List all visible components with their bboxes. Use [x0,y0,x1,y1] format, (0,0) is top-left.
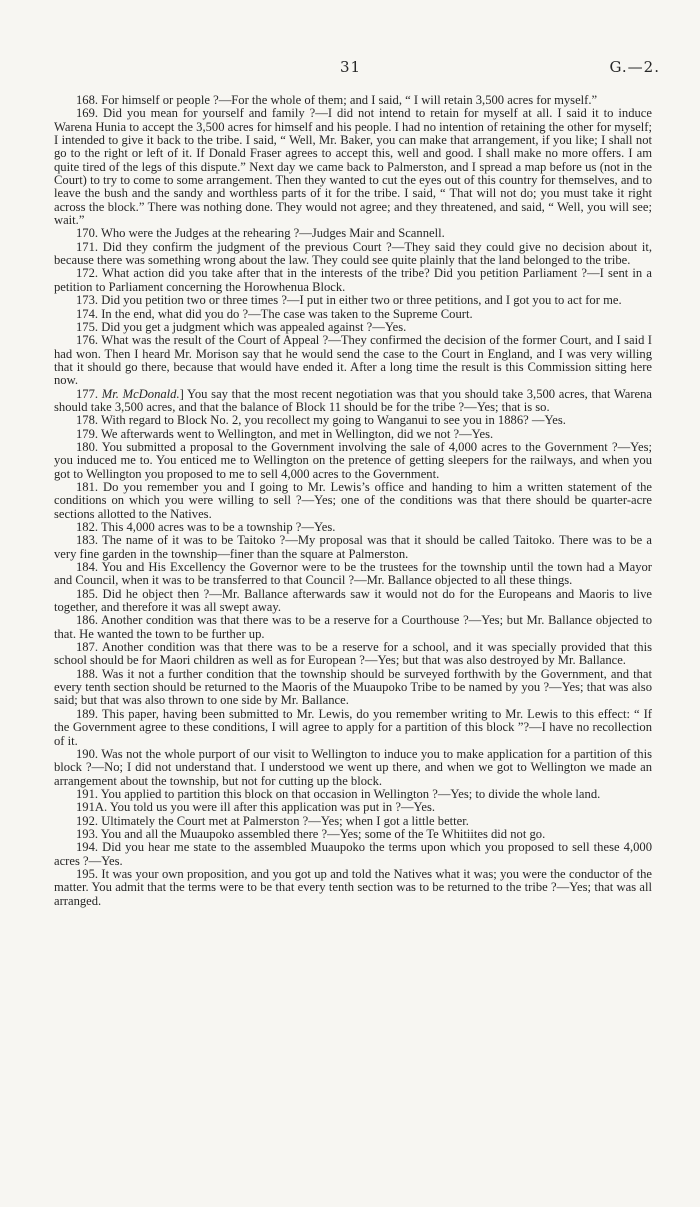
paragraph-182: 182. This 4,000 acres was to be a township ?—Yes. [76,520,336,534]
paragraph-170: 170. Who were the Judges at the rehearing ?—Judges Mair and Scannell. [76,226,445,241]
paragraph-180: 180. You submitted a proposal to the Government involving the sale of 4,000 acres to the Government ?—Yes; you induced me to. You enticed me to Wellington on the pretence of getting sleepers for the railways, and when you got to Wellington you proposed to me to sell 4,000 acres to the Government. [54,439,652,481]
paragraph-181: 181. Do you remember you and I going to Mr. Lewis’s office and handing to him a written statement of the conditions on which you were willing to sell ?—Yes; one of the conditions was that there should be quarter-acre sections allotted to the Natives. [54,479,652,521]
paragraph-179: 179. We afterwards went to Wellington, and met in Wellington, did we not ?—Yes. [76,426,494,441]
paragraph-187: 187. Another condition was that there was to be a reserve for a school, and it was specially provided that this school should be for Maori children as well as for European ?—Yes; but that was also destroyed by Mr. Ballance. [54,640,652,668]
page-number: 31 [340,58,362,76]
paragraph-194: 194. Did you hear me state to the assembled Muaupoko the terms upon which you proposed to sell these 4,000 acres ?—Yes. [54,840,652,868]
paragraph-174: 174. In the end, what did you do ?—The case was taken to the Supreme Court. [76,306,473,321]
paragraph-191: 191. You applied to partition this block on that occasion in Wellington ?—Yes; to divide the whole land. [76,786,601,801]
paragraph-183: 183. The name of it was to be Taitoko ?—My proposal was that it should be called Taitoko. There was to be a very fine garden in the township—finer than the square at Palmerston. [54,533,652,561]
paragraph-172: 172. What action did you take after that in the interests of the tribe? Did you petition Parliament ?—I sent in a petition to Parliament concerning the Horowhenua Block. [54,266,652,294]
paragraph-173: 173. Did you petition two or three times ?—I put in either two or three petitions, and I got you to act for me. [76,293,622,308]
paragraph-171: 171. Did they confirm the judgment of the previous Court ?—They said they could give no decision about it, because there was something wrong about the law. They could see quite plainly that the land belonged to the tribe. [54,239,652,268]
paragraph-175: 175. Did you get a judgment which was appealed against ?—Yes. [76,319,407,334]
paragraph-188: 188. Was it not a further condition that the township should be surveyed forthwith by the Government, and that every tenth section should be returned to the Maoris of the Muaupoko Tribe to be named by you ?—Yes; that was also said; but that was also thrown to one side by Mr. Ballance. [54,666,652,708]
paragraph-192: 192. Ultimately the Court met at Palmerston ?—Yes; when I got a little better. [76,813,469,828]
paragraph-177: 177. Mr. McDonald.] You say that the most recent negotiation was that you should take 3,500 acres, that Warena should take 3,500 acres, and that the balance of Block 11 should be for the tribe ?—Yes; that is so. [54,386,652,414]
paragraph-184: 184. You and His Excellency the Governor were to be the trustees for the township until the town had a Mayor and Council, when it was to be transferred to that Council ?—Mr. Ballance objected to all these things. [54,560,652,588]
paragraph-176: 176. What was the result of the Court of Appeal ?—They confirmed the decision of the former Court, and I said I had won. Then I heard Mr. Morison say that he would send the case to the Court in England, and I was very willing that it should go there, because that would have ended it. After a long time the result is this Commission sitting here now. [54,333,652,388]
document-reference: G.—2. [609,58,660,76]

####################

• _INSTRUCTIONS FOR THE TASK_: Copy out every line of the entries above as it stands, leaving out the pictures.

• _TASK RESPONSE_:
List all visible components with their bboxes. Use [x0,y0,x1,y1] format, (0,0) is top-left.
paragraph-182: 182. This 4,000 acres was to be a township ?—Yes. [76,520,336,534]
paragraph-170: 170. Who were the Judges at the rehearing ?—Judges Mair and Scannell. [76,226,445,241]
paragraph-180: 180. You submitted a proposal to the Government involving the sale of 4,000 acres to the Government ?—Yes; you induced me to. You enticed me to Wellington on the pretence of getting sleepers for the railways, and when you got to Wellington you proposed to me to sell 4,000 acres to the Government. [54,439,652,481]
paragraph-181: 181. Do you remember you and I going to Mr. Lewis’s office and handing to him a written statement of the conditions on which you were willing to sell ?—Yes; one of the conditions was that there should be quarter-acre sections allotted to the Natives. [54,479,652,521]
paragraph-179: 179. We afterwards went to Wellington, and met in Wellington, did we not ?—Yes. [76,426,494,441]
paragraph-187: 187. Another condition was that there was to be a reserve for a school, and it was specially provided that this school should be for Maori children as well as for European ?—Yes; but that was also destroyed by Mr. Ballance. [54,640,652,668]
page-number: 31 [340,58,362,76]
paragraph-194: 194. Did you hear me state to the assembled Muaupoko the terms upon which you proposed to sell these 4,000 acres ?—Yes. [54,840,652,868]
paragraph-174: 174. In the end, what did you do ?—The case was taken to the Supreme Court. [76,306,473,321]
paragraph-191: 191. You applied to partition this block on that occasion in Wellington ?—Yes; to divide the whole land. [76,786,601,801]
paragraph-183: 183. The name of it was to be Taitoko ?—My proposal was that it should be called Taitoko. There was to be a very fine garden in the township—finer than the square at Palmerston. [54,533,652,561]
paragraph-172: 172. What action did you take after that in the interests of the tribe? Did you petition Parliament ?—I sent in a petition to Parliament concerning the Horowhenua Block. [54,266,652,294]
paragraph-173: 173. Did you petition two or three times ?—I put in either two or three petitions, and I got you to act for me. [76,293,622,308]
paragraph-171: 171. Did they confirm the judgment of the previous Court ?—They said they could give no decision about it, because there was something wrong about the law. They could see quite plainly that the land belonged to the tribe. [54,239,652,268]
paragraph-175: 175. Did you get a judgment which was appealed against ?—Yes. [76,319,407,334]
paragraph-188: 188. Was it not a further condition that the township should be surveyed forthwith by the Government, and that every tenth section should be returned to the Maoris of the Muaupoko Tribe to be named by you ?—Yes; that was also said; but that was also thrown to one side by Mr. Ballance. [54,666,652,708]
paragraph-192: 192. Ultimately the Court met at Palmerston ?—Yes; when I got a little better. [76,813,469,828]
paragraph-177: 177. Mr. McDonald.] You say that the most recent negotiation was that you should take 3,500 acres, that Warena should take 3,500 acres, and that the balance of Block 11 should be for the tribe ?—Yes; that is so. [54,386,652,414]
paragraph-184: 184. You and His Excellency the Governor were to be the trustees for the township until the town had a Mayor and Council, when it was to be transferred to that Council ?—Mr. Ballance objected to all these things. [54,560,652,588]
paragraph-176: 176. What was the result of the Court of Appeal ?—They confirmed the decision of the former Court, and I said I had won. Then I heard Mr. Morison say that he would send the case to the Court in England, and I was very willing that it should go there, because that would have ended it. After a long time the result is this Commission sitting here now. [54,333,652,388]
document-reference: G.—2. [609,58,660,76]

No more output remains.